PASSAGE SHOWN:
TNT Express is winning worldwide recognition for its people development initiatives. HR director Maureen Rooney explains why
here’s a lot to boast about at global delivery firm TNT Express these days. Established in 1946, the company is now the world’s leading provider of on-demand business-to-business express delivery services, operating in more than 200 countries around the world and employing 43,000 people.
TNT Express carried more than 170 million consignments last year on its 43 jet aircraft and 18,000 trucks, reporting sales of £2.9bn and profits that were 12.2 per cent higher than the previous year. The company’s mission “to be the fastest and most reliable express delivery company in the world” doesn’t pull any punches; it encapsulates the go-getting, extra-mile ethos that’s part of the culture at TNT Express.
To hear director of human resources Maureen Rooney talk, people development at TNT is seen very much as a means to a strategic end: achieving profit growth and market leadership. It’s no surprise, then, that the accolades just keep coming for the company’s innovative approach to people development. Most recently, two of its European subsidiaries were ranked in the top ten of the annual ‘Best Employer in Europe’ survey by US-based human resources firm Hewitt Associates. TNT Estonia and TNT Austria were recognised for their outstanding training and positive attitude of their workforce – and judges remarked how the company’s double showing was indicative of a successful corporate culture within TNT Express worldwide.

Saved entries:
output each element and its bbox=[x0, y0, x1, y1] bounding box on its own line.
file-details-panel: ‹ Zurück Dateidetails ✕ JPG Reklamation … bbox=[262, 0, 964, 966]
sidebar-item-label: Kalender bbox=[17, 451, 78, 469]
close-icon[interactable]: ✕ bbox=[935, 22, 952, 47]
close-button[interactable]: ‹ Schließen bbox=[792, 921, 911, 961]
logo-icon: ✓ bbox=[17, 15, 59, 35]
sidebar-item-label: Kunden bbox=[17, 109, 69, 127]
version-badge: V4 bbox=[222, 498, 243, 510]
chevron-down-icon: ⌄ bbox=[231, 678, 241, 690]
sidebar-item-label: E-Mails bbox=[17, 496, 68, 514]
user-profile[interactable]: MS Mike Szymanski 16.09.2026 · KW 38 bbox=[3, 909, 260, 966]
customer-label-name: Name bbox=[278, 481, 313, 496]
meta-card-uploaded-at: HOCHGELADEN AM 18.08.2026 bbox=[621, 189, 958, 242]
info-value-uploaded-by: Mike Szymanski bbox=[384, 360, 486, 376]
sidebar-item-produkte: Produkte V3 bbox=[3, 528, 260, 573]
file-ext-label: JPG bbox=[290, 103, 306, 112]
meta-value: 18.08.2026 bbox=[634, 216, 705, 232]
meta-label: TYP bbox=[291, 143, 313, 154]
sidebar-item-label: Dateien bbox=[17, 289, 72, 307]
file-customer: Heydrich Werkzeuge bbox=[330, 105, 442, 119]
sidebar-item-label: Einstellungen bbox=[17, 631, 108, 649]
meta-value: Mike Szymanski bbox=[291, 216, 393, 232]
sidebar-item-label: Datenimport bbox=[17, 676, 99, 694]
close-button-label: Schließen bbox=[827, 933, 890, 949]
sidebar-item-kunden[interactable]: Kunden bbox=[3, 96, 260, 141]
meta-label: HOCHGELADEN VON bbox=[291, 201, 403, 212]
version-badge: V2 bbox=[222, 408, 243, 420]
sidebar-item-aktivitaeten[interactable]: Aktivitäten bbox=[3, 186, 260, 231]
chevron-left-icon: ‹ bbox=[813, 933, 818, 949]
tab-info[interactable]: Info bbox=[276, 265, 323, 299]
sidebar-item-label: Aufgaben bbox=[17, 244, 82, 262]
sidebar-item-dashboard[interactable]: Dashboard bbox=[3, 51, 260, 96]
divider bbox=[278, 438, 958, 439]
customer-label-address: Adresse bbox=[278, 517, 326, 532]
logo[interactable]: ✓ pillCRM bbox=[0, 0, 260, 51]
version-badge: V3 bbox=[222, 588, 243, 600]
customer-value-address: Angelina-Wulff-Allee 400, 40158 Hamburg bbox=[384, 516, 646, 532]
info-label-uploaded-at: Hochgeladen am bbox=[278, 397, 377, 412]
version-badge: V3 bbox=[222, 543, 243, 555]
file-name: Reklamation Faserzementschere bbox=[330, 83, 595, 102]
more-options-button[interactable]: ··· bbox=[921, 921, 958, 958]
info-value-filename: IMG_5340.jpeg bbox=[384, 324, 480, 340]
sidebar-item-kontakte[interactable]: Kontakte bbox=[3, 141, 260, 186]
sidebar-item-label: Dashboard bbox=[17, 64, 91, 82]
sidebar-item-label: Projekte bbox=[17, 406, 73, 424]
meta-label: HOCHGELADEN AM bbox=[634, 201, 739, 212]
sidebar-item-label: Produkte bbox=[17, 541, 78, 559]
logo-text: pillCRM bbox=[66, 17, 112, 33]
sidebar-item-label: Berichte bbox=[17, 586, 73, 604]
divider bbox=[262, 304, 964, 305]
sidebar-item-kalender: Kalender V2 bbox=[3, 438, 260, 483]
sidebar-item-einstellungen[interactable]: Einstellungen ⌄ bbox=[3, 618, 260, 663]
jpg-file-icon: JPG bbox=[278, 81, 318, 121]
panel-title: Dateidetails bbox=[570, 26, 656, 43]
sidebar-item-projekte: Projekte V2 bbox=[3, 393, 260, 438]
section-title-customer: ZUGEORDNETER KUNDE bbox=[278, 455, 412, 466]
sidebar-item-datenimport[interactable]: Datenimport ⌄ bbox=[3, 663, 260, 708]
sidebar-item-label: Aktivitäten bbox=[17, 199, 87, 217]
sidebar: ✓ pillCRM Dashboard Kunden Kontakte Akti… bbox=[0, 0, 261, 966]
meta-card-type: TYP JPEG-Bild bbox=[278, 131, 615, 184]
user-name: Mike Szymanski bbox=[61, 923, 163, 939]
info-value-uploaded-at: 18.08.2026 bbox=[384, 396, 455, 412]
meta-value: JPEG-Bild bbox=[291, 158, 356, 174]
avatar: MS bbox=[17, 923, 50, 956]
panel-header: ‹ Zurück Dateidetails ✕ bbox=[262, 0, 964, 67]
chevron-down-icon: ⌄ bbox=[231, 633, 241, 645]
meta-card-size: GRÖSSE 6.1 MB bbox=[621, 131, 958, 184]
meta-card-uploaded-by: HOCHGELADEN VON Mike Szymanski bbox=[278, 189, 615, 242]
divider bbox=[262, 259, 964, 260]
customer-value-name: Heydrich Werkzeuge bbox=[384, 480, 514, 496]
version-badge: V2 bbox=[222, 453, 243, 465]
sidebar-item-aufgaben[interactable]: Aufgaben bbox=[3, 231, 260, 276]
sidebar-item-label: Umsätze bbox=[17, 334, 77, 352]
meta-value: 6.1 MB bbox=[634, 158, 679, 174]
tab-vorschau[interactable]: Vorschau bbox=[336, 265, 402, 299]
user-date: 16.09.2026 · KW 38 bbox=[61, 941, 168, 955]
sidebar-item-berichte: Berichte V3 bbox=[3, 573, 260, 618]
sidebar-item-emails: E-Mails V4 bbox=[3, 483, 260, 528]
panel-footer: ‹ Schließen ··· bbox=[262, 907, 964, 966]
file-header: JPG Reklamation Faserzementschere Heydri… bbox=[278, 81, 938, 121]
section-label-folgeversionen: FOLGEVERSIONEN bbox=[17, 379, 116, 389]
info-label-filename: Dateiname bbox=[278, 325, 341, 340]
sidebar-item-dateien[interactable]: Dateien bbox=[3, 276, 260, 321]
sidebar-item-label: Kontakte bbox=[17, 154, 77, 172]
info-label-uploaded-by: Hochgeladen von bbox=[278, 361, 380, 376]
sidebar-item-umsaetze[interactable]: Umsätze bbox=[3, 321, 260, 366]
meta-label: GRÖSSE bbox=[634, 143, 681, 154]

WHAT TO WORK ON:
Continue the article about people development at TNT Express, picking up after its final sentence.

RESULT OF THE EXERCISE:
“People want to improve here – that’s a culture within TNT,” says Rooney. “In that respect, I’m very lucky.”
Achievements
But if there’s one thing Rooney needn’t be, it’s modest. Under her leadership, TNT Express became the first company ever to be recognised globally with the Investor in People (IiP) standard. Rooney says she wanted TNT Express to seek the benchmark “in order to build a people management platform globally” – the guiding principle of which would be standardisation of positions across the global network – and to hear her enthuse over the benefits of IiP, she could well be its biggest champion [see box].
As part of the process of preparing for IiP, Rooney oversaw development of competencies for all positions within TNT and a strategy for assessing people against those competencies so that training could then be designed to fill any gaps. “The idea is that it doesn’t matter what country you’re working in, you’ll still be working to the same competency.”
In July, Rooney will have been with TNT for 21 years, during which time her career has developed at the same time the company has undergone “phenomenal growth”. When she joined in 1983, the domestic and international sides of the business were separate and she was one of only some 200 people in the international division. Since then, says Rooney, TNT has evolved from being a “UK company which had an international dimension” – insofar as it exported products to other countries – to a “truly global company” based in hundreds of countries, employing local people on the ground.
Advancing technology, particularly in the transport arena as the company shifted from a dependence on roads to air, was the main factor pushing growth in the late 1980s. “That brought a whole change of dimension in how you run the business and how you manage your people,” says Rooney. “A lot more is out of your control.”
Company culture
In 1999, TNT integrated its domestic and international divisions, and Rooney worked with the international business unit, which had responsibility at that time for 38 countries. In January 2004 she was appointed to the newly created position of director of HR for TNT Express, with responsibility for people management and development for the company’s entire staff of 43,000.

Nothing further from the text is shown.